• [Exercise objective] Read the lines below and count those that have the word "Round". Respond with the number only.

• [Provided information]
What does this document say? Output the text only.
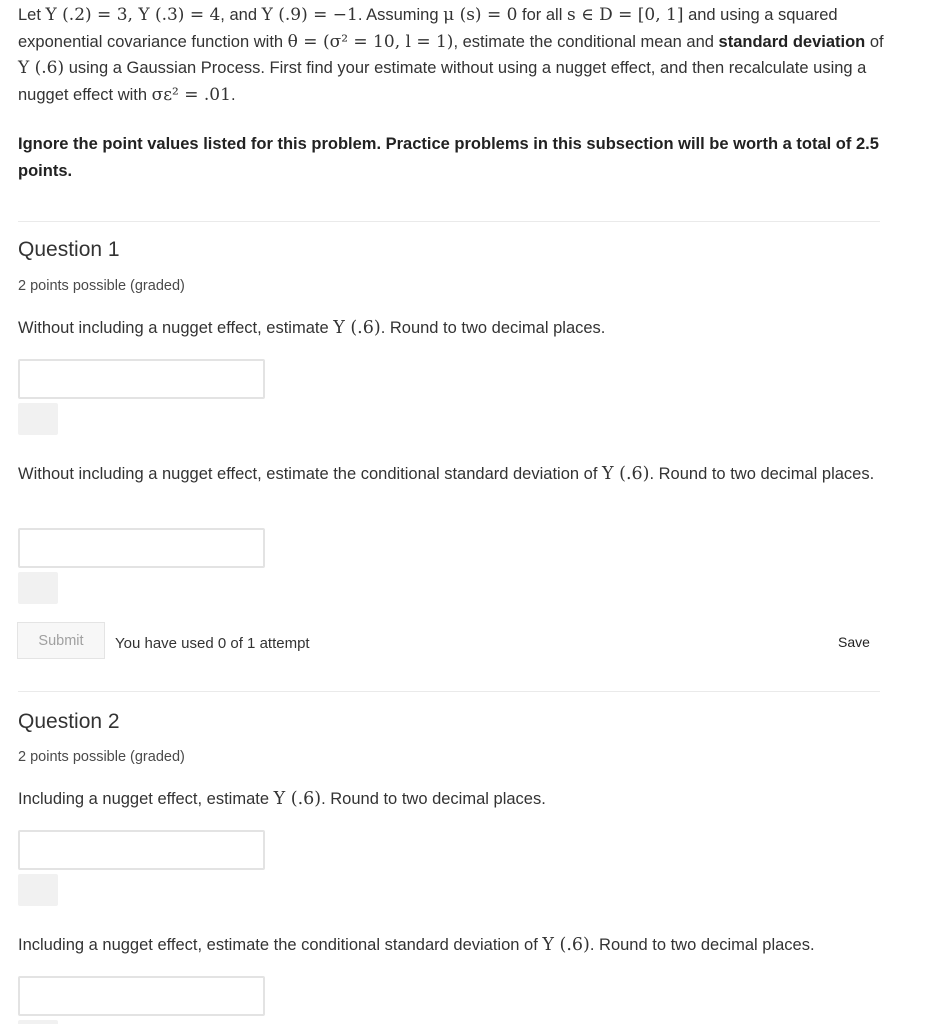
Let Y (.2) = 3, Y (.3) = 4, and Y (.9) = −1. Assuming μ (s) = 0 for all s ∈ D = [0, 1] and using a squared exponential covariance function with θ = (σ² = 10, l = 1), estimate the conditional mean and standard deviation of Y (.6) using a Gaussian Process. First find your estimate without using a nugget effect, and then recalculate using a nugget effect with σε² = .01.
Ignore the point values listed for this problem. Practice problems in this subsection will be worth a total of 2.5 points.
Question 1
2 points possible (graded)
Without including a nugget effect, estimate Y (.6). Round to two decimal places.
Without including a nugget effect, estimate the conditional standard deviation of Y (.6). Round to two decimal places.
Submit	You have used 0 of 1 attempt	Save
Question 2
2 points possible (graded)
Including a nugget effect, estimate Y (.6). Round to two decimal places.
Including a nugget effect, estimate the conditional standard deviation of Y (.6). Round to two decimal places.
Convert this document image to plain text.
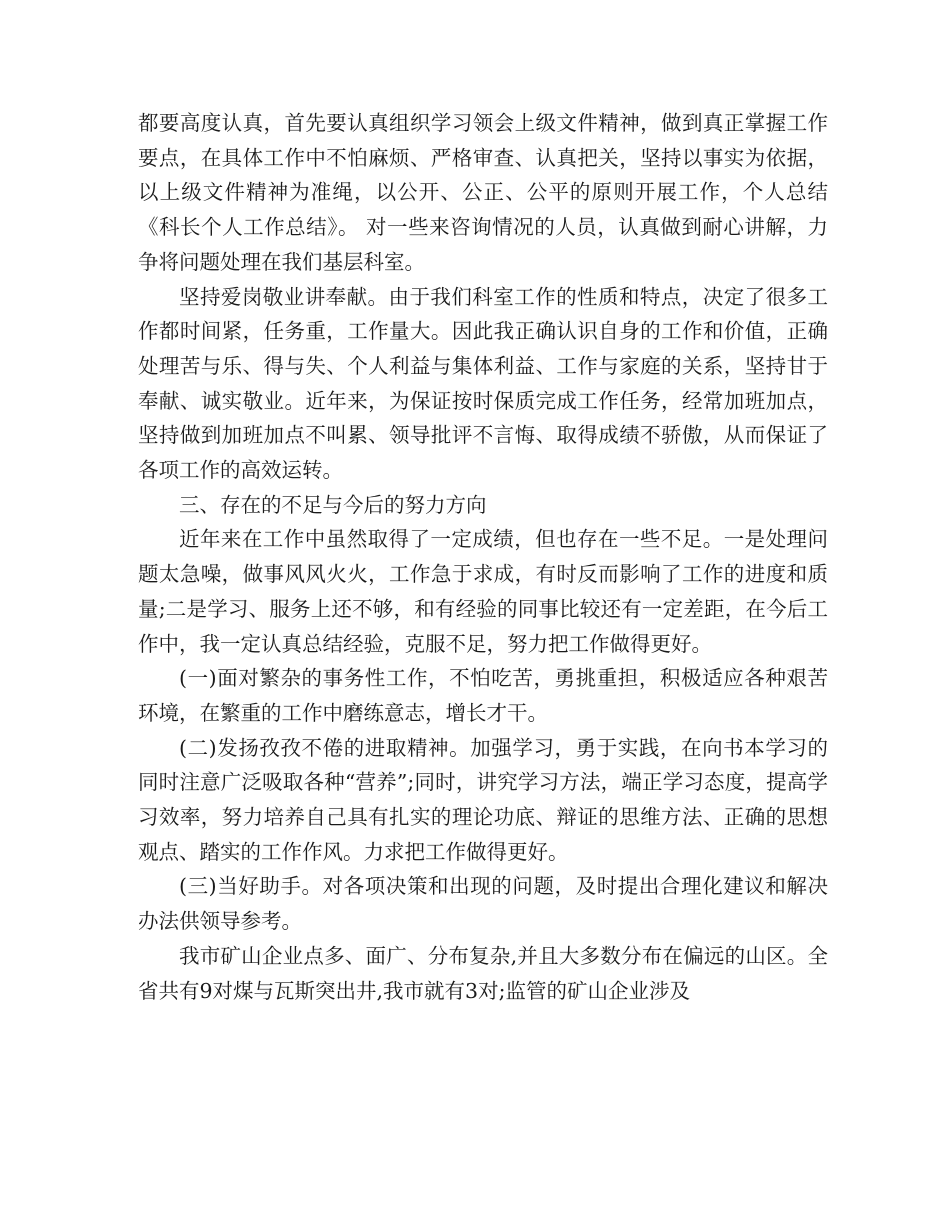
都要高度认真，首先要认真组织学习领会上级文件精神，做到真正掌握工作要点，在具体工作中不怕麻烦、严格审查、认真把关，坚持以事实为依据，以上级文件精神为准绳，以公开、公正、公平的原则开展工作，个人总结《科长个人工作总结》。 对一些来咨询情况的人员，认真做到耐心讲解，力争将问题处理在我们基层科室。

坚持爱岗敬业讲奉献。由于我们科室工作的性质和特点，决定了很多工作都时间紧，任务重，工作量大。因此我正确认识自身的工作和价值，正确处理苦与乐、得与失、个人利益与集体利益、工作与家庭的关系，坚持甘于奉献、诚实敬业。近年来，为保证按时保质完成工作任务，经常加班加点，坚持做到加班加点不叫累、领导批评不言悔、取得成绩不骄傲，从而保证了各项工作的高效运转。

三、存在的不足与今后的努力方向

近年来在工作中虽然取得了一定成绩，但也存在一些不足。一是处理问题太急噪，做事风风火火，工作急于求成，有时反而影响了工作的进度和质量;二是学习、服务上还不够，和有经验的同事比较还有一定差距，在今后工作中，我一定认真总结经验，克服不足，努力把工作做得更好。

(一)面对繁杂的事务性工作，不怕吃苦，勇挑重担，积极适应各种艰苦环境，在繁重的工作中磨练意志，增长才干。

(二)发扬孜孜不倦的进取精神。加强学习，勇于实践，在向书本学习的同时注意广泛吸取各种“营养”;同时，讲究学习方法，端正学习态度，提高学习效率，努力培养自己具有扎实的理论功底、辩证的思维方法、正确的思想观点、踏实的工作作风。力求把工作做得更好。

(三)当好助手。对各项决策和出现的问题，及时提出合理化建议和解决办法供领导参考。

我市矿山企业点多、面广、分布复杂,并且大多数分布在偏远的山区。全省共有9对煤与瓦斯突出井,我市就有3对;监管的矿山企业涉及
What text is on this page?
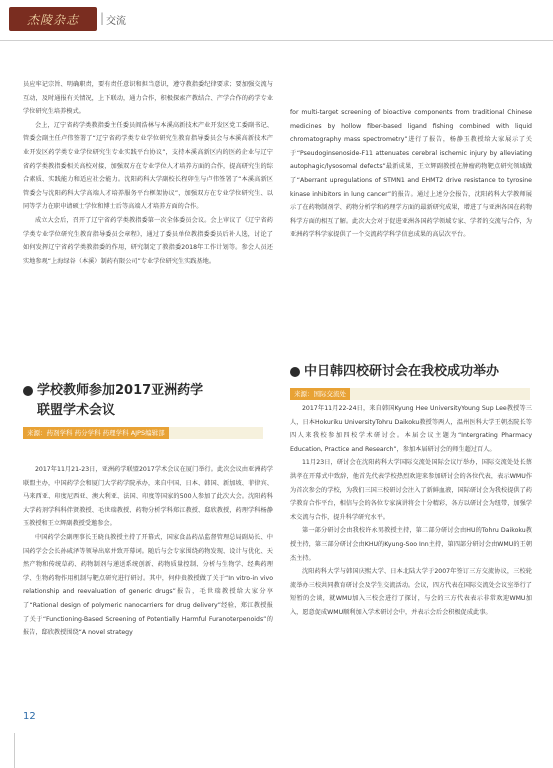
杰陵杂志	| 交流

员应牢记宗旨、明确职责，要有责任意识和担当意识，遵守教指委纪律要求；要加强交流与互动，及时通报有关情况，上下联动，通力合作，积极探索产教结合、产学合作的药学专业学位研究生培养模式。

会上，辽宁省药学类教指委主任委员阎浩林与本溪高新技术产业开发区党工委副书记、管委会副主任卢伟签署了“辽宁省药学类专业学位研究生教育指导委员会与本溪高新技术产业开发区药学类专业学位研究生专业实践平台协议”，支持本溪高新区内的医药企业与辽宁省药学类教指委相关高校对接，加强双方在专业学位人才培养方面的合作，提高研究生的综合素质、实践能力和适应社会能力。沈阳药科大学副校长程卯生与卢伟签署了“本溪高新区管委会与沈阳药科大学高端人才培养服务平台框架协议”，加强双方在专业学位研究生、以同等学力在职申请硕士学位和博士后等高端人才培养方面的合作。

成立大会后，召开了辽宁省药学类教指委第一次全体委员会议。会上审议了《辽宁省药学类专业学位研究生教育指导委员会章程》，通过了委员单位教指委委员后补人选，讨论了如何发挥辽宁省药学类教指委的作用，研究制定了教指委2018年工作计划等。参会人员还实地参观“上海绿谷（本溪）制药有限公司”专业学位研究生实践基地。

for multi-target screening of bioactive components from traditional Chinese medicines by hollow fiber-based ligand fishing combined with liquid chromatography mass spectrometry”进行了报告，杨静玉教授给大家展示了关于“Pseudoginsenoside-F11 attenuates cerebral ischemic injury by alleviating autophagic/lysosomal defects”最新成果，王立辉副教授在肿瘤药物靶点研究领域做了“Aberrant upregulations of STMN1 and EHMT2 drive resistance to tyrosine kinase inhibitors in lung cancer”的报告。通过上述分会报告，沈阳药科大学教师展示了在药物制剂学、药物分析学和药理学方面的最新研究成果，增进了与亚洲各国在药物科学方面的相互了解。此次大会对于促进亚洲各国药学领域专家、学者的交流与合作，为亚洲药学科学家提供了一个交流药学科学信息成果的高层次平台。

学校教师参加2017亚洲药学
联盟学术会议
来源：药剂学科 药分学科 药理学科 AJPS编辑部

2017年11月21-23日，亚洲药学联盟2017学术会议在厦门举行。此次会议由亚洲药学联盟主办，中国药学会和厦门大学药学院承办，来自中国、日本、韩国、新加坡、菲律宾、马来西亚、印度尼西亚、澳大利亚、法国、印度等国家的500人参加了此次大会。沈阳药科大学药剂学科科伴贤教授、毛世瑞教授、药物分析学科郑江教授、邸欣教授，药理学科杨静玉教授和王立辉副教授受邀参会。

中国药学会副理事长王晓良教授主持了开幕式，国家食品药品监督管理总局副局长、中国药学会会长孙咸泽等领导出席并致开幕词。随后与会专家围绕药物发现、设计与优化、天然产物和传统草药、药物制剂与递送系统创新、药物质量控制、分析与生物学、经典药理学、生物药物作用机制与靶点研究进行研讨。其中，何仲贵教授做了关于“In vitro-in vivo relationship and reevaluation of generic drugs”报告，毛世瑞教授给大家分享了“Rational design of polymeric nanocarriers for drug delivery”经验，郑江教授报了关于“Functioning-Based Screening of Potentially Harmful Furanoterpenoids”的报告，邸欣教授围绕“A novel strategy

中日韩四校研讨会在我校成功举办
来源：国际交流处

2017年11月22-24日，来自韩国Kyung Hee UniversityYoung Sup Lee教授等三人，日本Hokuriku UniversityTohru Daikoku教授等两人，温州医科大学王朝杰院长等四人来我校参加四校学术研讨会。本届会议主题为“Intergrating Pharmacy Education, Practice and Research”，参加本届研讨会的师生超过百人。

11月23日，研讨会在沈阳药科大学国际交流处国际会议厅举办，国际交流处处长蔡洪孝在开幕式中致辞，他首先代表学校热烈欢迎来参加研讨会的各位代表，表示WMU作为首次参会的学校，为我们三国三校研讨会注入了新鲜血液，国际研讨会为我校提供了药学教育合作平台，相信与会的各位专家演讲将会十分精彩，各方以研讨会为纽带，加强学术交流与合作，提升科学研究水平。

第一部分研讨会由我校许永男教授主持，第二部分研讨会由HU的Tohru Daikoku教授主持，第三部分研讨会由KHU的Kyung-Soo Inn主持，第四部分研讨会由WMU的王朝杰主持。

沈阳药科大学与韩国庆熙大学、日本北陆大学于2007年签订三方交流协议，三校轮流举办三校共同教育研讨会及学生交流活动。会议，四方代表在国际交流处会议室举行了短暂的会谈，就WMU加入三校会进行了探讨，与会的三方代表表示非常欢迎WMU加入，愿意促成WMU顺利加入学术研讨会中，并表示会后会积极促成此事。

12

• [Result for this exercise] 4